--- Passage given ---

## begin

Sen. Kyrsten Sinema has been cozying up to Wall Street and the über rich for years


Opinion: Private equity’s defense of Kyrsten Sinema’s vote in the Inflation Reduction Act simply doesn’t hold water.

Dan Mahoney’s defense of Sen. Kyrsten Sinema’s actions to undermine pieces of the Inflation Reduction Act (IRA) is almost laughable (“Wall Street barons did not buy Sen. Kyrsten Sinema’s vote. Let’s set the record straight”).

The IRA originally contained a provision that narrowed a gaping tax loophole, known as carried interest, that allows ultrawealthy private equity and other fund managers to cut their tax bills nearly in half, giving them a lower top tax rate on their compensation than virtually all other working Americans. But Sinema held the legislation hostage until the provision was removed.

You’d be pressed to find another politician championing the carried interest loophole. Even radically anti-tax Republicans, including Donald Trump, find carried interest indefensible. In 2017, congressional Republicans voted nearly unanimously in favor of a Tax Cuts and Jobs Act provision that slightly narrows the loophole.

After all, how do you justify special tax breaks for compensation paid to ultrawealthy private equity, venture capital and real estate moguls, including several billionaires?

You really can’t – unless, perhaps, a personal financial incentive motivates you.

Sinema has had a long romance with high rollers

It bears noticing that one voice defending Sinema’s actions is a big-firm lawyer whose income is derived at least in part from private equity deals.

Mahoney objects to reporting by the AP suggesting Sinema, one of the top recipients of campaign contributions from the private equity industry, may have been influenced by nearly $1 million in contributions from the industry over the last year alone.

## end

--- Record set ---
## begin

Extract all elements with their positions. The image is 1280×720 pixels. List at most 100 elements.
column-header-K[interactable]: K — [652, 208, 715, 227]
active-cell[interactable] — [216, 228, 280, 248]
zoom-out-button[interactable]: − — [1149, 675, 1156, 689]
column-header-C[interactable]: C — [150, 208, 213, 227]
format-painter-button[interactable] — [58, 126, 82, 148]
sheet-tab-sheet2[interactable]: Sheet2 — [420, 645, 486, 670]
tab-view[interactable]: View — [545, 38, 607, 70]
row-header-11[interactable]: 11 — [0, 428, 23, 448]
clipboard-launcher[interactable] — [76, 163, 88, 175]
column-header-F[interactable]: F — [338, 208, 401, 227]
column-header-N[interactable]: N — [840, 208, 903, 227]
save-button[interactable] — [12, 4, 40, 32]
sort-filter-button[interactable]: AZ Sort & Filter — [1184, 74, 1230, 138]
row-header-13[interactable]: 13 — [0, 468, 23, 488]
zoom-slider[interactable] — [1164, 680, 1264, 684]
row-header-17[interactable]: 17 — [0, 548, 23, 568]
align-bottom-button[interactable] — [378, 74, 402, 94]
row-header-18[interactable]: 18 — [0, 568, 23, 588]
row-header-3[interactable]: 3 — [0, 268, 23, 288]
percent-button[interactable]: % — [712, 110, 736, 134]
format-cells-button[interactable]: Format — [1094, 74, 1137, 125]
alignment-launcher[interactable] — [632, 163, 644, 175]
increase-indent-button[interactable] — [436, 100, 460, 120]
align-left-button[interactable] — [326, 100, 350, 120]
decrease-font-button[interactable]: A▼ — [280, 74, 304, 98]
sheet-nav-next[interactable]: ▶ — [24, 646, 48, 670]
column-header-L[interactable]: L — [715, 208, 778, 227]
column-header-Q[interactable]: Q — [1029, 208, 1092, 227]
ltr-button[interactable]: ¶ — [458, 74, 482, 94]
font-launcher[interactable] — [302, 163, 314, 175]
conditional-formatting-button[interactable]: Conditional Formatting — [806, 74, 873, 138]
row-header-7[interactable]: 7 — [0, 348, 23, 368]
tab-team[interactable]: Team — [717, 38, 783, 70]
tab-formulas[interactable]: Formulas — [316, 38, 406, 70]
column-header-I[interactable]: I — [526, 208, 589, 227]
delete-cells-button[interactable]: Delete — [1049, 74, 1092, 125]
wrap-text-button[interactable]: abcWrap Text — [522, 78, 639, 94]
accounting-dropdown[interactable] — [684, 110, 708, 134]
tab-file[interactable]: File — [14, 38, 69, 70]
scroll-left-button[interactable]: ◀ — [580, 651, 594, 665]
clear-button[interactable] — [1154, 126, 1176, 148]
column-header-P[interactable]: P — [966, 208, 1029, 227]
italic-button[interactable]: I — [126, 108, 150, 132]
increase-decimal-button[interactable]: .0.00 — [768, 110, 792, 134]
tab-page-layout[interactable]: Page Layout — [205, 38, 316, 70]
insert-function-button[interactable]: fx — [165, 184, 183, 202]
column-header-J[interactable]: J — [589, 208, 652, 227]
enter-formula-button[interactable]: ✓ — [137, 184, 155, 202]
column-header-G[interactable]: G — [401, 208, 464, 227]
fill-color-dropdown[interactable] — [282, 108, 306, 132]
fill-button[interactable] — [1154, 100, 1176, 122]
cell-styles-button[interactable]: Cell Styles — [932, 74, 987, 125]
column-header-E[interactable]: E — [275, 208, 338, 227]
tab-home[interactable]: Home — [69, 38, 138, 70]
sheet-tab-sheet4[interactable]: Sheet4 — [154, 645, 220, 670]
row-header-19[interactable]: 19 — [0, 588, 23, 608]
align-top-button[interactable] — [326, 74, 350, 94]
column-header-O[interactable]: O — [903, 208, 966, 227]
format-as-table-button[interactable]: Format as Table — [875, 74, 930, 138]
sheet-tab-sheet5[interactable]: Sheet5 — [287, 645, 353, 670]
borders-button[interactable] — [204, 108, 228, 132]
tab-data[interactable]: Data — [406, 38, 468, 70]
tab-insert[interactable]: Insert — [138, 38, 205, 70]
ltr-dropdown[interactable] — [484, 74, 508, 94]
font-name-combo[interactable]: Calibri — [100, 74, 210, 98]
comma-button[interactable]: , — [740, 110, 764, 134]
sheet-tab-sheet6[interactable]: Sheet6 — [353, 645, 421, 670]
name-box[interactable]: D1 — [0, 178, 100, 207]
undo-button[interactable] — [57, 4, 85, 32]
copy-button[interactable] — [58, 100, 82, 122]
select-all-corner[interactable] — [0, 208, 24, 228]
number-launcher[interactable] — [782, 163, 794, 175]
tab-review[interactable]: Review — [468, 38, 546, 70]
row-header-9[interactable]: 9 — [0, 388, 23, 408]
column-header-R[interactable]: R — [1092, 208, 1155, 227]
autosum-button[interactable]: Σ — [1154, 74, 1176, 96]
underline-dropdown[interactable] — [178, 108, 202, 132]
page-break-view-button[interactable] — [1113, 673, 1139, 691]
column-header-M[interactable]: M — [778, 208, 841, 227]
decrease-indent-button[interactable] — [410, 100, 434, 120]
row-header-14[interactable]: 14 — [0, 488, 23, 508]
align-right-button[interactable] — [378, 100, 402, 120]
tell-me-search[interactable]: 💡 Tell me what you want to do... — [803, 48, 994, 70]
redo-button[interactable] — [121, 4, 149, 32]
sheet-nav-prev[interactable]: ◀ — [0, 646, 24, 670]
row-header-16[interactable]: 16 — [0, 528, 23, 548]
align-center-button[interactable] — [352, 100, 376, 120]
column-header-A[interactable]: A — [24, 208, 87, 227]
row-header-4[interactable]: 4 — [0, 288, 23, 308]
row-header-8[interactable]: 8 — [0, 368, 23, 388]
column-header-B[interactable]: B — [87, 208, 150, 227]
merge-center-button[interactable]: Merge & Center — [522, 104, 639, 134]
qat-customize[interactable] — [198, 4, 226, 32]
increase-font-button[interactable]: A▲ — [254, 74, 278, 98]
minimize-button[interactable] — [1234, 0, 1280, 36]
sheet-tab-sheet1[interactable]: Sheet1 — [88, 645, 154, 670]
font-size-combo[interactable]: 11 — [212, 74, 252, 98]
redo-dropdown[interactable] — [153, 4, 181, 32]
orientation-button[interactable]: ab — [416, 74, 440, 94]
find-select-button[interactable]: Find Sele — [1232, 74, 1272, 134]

## end

--- Goal ---
Copy out the full opinion piece on Sen. Kyrsten Sinema and the carried interest loophole word for word. The entries were taken from a different source than the opinion piece.

--- Response below ---
Sen. Kyrsten Sinema has been cozying up to Wall Street and the über rich for years


Opinion: Private equity’s defense of Kyrsten Sinema’s vote in the Inflation Reduction Act simply doesn’t hold water.

Dan Mahoney’s defense of Sen. Kyrsten Sinema’s actions to undermine pieces of the Inflation Reduction Act (IRA) is almost laughable (“Wall Street barons did not buy Sen. Kyrsten Sinema’s vote. Let’s set the record straight”).

The IRA originally contained a provision that narrowed a gaping tax loophole, known as carried interest, that allows ultrawealthy private equity and other fund managers to cut their tax bills nearly in half, giving them a lower top tax rate on their compensation than virtually all other working Americans. But Sinema held the legislation hostage until the provision was removed.

You’d be pressed to find another politician championing the carried interest loophole. Even radically anti-tax Republicans, including Donald Trump, find carried interest indefensible. In 2017, congressional Republicans voted nearly unanimously in favor of a Tax Cuts and Jobs Act provision that slightly narrows the loophole.

After all, how do you justify special tax breaks for compensation paid to ultrawealthy private equity, venture capital and real estate moguls, including several billionaires?

You really can’t – unless, perhaps, a personal financial incentive motivates you.

Sinema has had a long romance with high rollers

It bears noticing that one voice defending Sinema’s actions is a big-firm lawyer whose income is derived at least in part from private equity deals.

Mahoney objects to reporting by the AP suggesting Sinema, one of the top recipients of campaign contributions from the private equity industry, may have been influenced by nearly $1 million in contributions from the industry over the last year alone.